## TASK
Show all lines that include the string "Total"; copy each one.

## DATA IN THIS EXERCISE
--------
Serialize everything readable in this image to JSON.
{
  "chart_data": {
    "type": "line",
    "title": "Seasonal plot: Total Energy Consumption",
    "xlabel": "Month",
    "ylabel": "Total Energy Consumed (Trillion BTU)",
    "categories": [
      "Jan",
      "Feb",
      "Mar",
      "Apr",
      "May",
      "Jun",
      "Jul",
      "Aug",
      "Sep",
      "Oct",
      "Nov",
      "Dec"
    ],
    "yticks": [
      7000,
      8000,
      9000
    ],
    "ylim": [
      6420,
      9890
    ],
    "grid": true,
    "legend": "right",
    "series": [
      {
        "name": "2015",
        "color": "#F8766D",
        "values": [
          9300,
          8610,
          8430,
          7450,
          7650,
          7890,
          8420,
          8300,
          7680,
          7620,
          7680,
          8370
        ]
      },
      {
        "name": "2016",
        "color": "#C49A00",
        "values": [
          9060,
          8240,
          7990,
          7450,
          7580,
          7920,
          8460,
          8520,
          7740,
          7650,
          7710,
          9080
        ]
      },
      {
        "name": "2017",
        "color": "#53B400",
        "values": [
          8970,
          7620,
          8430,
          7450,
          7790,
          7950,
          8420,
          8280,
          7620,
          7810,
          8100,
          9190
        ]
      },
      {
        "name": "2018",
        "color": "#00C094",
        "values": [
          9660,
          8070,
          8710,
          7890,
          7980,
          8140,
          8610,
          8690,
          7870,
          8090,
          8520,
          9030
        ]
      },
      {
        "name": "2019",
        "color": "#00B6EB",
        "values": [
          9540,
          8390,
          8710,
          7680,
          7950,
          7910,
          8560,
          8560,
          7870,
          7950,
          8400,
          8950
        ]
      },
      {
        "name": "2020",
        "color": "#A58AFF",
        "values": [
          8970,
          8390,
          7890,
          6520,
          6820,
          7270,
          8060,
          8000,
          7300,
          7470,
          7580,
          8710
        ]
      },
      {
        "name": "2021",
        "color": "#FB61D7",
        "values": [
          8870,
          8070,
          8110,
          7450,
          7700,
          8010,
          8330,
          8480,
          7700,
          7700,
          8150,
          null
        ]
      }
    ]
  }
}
--------
## THE RESULT
    "title": "Seasonal plot: Total Energy Consumption",
    "ylabel": "Total Energy Consumed (Trillion BTU)",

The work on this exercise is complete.